> _Exercise aim_
A line counts if it contains the word "this" at least once. State how many such lines the records contain, giving the number alone.

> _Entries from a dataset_

━━━━━━

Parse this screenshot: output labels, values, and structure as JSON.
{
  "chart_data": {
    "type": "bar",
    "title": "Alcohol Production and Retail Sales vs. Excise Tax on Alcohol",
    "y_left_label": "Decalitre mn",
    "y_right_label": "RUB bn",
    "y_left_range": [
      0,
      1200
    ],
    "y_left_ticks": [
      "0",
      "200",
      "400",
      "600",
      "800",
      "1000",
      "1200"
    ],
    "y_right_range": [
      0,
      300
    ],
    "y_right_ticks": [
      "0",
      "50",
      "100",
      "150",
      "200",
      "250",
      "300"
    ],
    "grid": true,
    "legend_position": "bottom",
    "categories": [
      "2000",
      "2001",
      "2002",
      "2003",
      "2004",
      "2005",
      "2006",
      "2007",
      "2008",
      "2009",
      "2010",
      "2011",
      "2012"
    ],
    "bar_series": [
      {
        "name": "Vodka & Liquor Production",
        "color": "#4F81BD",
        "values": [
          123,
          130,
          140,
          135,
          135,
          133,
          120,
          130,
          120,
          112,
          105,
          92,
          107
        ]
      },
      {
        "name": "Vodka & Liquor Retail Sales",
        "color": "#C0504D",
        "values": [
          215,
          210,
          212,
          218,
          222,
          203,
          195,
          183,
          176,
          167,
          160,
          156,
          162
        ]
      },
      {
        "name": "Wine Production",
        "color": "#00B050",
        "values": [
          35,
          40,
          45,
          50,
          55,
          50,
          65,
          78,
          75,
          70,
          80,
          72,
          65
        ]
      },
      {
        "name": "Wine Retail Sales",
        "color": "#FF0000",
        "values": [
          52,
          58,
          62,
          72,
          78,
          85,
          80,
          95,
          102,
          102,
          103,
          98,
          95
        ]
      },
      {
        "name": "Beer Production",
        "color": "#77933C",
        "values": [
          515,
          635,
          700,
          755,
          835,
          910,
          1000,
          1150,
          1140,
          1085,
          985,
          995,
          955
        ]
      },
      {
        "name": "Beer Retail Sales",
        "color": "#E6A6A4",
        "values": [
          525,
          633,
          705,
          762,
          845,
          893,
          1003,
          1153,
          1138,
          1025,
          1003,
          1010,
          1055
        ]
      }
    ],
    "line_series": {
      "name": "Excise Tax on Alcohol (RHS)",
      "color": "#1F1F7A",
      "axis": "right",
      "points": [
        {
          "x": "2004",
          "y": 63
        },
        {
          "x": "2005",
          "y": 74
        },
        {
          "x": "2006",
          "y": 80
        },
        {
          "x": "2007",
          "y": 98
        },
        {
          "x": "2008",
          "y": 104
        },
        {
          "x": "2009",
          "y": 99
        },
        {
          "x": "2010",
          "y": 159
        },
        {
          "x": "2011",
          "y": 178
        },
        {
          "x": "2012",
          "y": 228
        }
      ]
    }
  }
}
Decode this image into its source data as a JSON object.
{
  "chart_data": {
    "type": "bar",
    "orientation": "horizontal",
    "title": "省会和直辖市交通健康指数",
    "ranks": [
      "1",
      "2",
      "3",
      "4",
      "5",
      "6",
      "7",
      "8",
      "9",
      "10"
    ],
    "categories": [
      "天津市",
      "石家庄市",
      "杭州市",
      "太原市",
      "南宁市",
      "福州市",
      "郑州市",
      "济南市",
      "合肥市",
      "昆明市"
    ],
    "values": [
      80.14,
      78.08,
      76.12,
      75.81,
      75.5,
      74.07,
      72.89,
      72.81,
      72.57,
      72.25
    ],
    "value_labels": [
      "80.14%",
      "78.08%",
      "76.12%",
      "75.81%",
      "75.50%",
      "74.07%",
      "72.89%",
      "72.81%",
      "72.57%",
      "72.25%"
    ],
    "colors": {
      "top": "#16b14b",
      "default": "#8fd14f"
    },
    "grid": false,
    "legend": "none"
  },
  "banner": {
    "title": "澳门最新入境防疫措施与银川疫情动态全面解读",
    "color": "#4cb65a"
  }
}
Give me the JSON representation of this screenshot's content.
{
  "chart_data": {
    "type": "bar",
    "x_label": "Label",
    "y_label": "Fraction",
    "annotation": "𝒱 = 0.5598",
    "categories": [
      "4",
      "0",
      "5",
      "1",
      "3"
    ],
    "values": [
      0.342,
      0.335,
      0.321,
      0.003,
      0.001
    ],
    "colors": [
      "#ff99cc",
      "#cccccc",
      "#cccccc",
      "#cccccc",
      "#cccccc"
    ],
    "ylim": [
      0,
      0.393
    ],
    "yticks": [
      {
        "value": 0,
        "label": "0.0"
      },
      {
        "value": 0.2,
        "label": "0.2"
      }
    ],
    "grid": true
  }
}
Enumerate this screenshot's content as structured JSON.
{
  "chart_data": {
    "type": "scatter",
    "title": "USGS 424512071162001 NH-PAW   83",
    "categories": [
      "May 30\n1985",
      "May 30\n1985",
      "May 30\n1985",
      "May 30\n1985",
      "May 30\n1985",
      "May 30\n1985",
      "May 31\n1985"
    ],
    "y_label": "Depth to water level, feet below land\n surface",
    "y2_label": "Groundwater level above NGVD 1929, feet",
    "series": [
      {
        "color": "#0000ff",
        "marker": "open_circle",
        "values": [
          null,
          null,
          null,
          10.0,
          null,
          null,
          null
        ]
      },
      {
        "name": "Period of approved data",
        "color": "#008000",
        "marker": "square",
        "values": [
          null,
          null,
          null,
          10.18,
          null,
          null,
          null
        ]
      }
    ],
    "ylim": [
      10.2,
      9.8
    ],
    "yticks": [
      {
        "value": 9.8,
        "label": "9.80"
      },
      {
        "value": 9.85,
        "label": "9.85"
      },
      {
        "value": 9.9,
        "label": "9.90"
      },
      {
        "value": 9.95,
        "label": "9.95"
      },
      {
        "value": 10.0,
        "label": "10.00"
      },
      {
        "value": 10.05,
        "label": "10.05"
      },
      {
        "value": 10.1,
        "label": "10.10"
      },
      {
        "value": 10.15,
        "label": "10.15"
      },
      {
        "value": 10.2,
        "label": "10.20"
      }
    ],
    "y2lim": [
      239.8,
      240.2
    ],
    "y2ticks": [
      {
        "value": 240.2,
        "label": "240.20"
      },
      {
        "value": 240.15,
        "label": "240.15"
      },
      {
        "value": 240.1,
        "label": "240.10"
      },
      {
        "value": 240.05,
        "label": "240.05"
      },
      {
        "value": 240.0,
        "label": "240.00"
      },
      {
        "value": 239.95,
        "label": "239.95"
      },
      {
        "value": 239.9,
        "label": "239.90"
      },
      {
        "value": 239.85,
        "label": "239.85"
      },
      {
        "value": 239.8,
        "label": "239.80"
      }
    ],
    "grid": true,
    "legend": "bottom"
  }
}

━━━━━━

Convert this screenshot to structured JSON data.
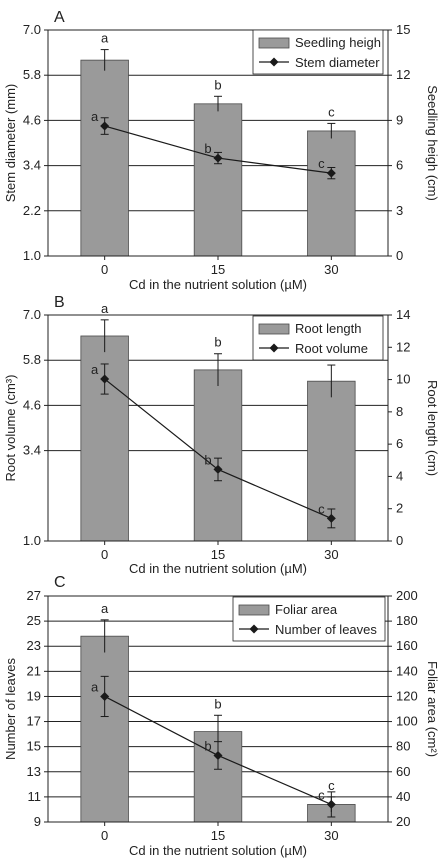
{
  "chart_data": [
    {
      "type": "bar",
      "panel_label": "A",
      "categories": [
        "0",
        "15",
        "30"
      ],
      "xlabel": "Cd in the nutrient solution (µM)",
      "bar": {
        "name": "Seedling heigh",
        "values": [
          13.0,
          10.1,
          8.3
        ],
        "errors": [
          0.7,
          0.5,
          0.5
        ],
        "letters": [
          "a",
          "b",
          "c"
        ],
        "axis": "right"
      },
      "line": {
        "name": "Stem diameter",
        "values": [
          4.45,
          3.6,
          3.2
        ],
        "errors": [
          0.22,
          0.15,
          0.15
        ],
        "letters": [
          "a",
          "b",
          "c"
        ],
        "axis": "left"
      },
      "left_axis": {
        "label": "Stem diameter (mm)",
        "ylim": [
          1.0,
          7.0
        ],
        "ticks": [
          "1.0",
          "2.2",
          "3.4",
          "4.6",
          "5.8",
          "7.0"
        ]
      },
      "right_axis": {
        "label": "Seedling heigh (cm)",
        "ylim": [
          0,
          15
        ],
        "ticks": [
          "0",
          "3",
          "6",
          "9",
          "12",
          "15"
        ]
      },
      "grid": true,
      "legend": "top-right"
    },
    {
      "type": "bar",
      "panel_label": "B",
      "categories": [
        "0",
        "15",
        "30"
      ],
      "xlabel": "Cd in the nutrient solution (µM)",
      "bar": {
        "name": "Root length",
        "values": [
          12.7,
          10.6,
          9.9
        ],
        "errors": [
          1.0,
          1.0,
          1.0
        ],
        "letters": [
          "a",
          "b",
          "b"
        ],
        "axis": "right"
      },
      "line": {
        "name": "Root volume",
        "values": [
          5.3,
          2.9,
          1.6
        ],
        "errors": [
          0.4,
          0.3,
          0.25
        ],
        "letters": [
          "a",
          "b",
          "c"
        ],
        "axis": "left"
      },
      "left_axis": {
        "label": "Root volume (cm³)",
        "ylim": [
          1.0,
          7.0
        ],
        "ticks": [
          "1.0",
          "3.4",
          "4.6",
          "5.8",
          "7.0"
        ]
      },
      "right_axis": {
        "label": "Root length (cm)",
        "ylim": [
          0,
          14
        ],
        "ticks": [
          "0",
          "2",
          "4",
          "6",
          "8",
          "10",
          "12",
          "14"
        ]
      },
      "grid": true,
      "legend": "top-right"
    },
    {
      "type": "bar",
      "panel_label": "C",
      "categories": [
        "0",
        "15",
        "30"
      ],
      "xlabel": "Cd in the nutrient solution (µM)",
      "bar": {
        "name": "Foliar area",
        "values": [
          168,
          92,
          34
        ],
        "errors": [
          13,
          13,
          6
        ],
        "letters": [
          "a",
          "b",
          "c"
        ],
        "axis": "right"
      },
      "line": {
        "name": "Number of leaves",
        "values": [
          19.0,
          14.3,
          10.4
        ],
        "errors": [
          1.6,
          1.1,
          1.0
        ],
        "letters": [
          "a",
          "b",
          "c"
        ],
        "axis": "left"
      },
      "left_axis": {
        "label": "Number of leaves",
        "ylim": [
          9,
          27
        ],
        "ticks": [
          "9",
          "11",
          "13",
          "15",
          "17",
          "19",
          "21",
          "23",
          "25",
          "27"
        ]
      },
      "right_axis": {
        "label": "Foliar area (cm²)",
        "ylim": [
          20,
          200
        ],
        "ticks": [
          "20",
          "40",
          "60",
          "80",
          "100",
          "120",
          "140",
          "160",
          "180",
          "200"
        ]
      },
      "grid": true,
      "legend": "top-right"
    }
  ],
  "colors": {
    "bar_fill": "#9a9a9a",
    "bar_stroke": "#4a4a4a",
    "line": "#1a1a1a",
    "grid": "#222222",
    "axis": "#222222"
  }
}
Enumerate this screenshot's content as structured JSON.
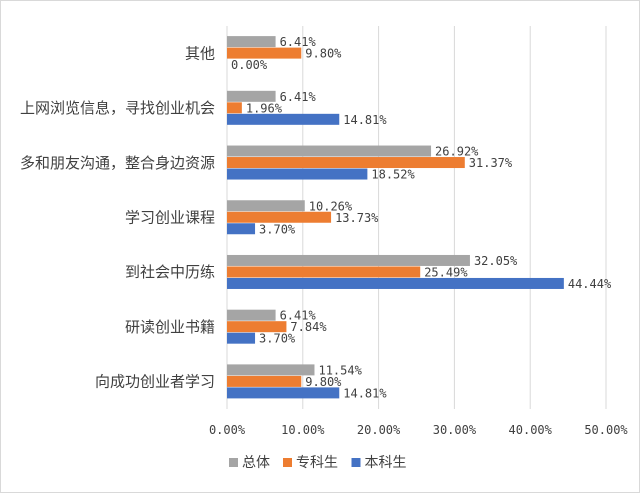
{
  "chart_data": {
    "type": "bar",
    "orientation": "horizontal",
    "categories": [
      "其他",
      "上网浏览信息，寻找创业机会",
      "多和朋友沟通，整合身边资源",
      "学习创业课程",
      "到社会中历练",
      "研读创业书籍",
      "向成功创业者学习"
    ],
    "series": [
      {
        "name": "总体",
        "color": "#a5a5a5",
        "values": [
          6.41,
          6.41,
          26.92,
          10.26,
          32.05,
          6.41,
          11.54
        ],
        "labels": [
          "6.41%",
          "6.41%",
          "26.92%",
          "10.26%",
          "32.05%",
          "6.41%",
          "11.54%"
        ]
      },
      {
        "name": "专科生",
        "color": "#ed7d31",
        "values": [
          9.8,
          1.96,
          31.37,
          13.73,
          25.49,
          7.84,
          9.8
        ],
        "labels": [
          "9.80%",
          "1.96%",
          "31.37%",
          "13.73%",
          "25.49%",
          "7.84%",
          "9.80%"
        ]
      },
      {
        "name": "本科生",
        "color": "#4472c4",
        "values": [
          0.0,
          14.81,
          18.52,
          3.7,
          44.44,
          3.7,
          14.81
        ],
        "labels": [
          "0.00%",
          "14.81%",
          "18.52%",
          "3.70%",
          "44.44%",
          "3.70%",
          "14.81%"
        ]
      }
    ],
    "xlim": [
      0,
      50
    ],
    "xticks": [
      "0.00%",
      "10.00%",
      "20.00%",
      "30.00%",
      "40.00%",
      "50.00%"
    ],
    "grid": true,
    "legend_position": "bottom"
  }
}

━━━━━━

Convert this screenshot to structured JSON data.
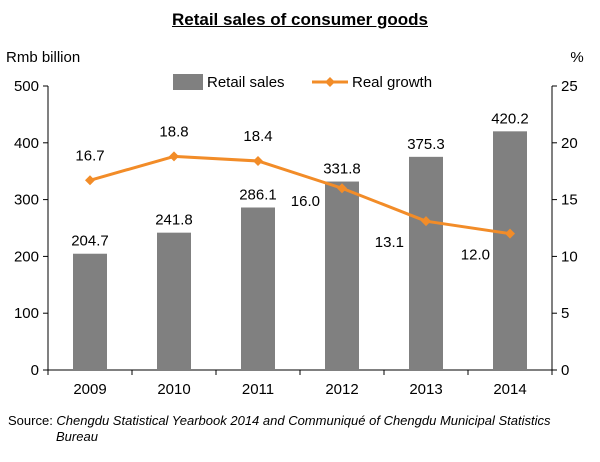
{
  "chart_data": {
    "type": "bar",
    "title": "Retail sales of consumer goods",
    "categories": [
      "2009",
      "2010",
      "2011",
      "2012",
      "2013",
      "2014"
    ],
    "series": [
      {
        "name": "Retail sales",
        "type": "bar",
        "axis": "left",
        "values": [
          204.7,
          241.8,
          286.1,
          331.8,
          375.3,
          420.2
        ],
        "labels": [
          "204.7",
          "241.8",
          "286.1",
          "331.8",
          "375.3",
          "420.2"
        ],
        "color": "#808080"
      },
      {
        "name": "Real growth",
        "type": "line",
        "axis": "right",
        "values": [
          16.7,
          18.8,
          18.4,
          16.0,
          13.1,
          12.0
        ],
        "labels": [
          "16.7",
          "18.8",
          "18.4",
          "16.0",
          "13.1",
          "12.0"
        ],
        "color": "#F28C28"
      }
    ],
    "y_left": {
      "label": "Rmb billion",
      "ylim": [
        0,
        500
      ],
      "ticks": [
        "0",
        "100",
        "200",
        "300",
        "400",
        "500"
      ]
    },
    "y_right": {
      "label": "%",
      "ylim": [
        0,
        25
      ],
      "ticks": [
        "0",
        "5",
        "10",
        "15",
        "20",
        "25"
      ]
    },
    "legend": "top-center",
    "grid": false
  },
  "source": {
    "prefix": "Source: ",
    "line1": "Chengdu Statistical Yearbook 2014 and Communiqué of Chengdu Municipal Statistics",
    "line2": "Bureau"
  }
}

━━━━━━

> _Answer in full_
7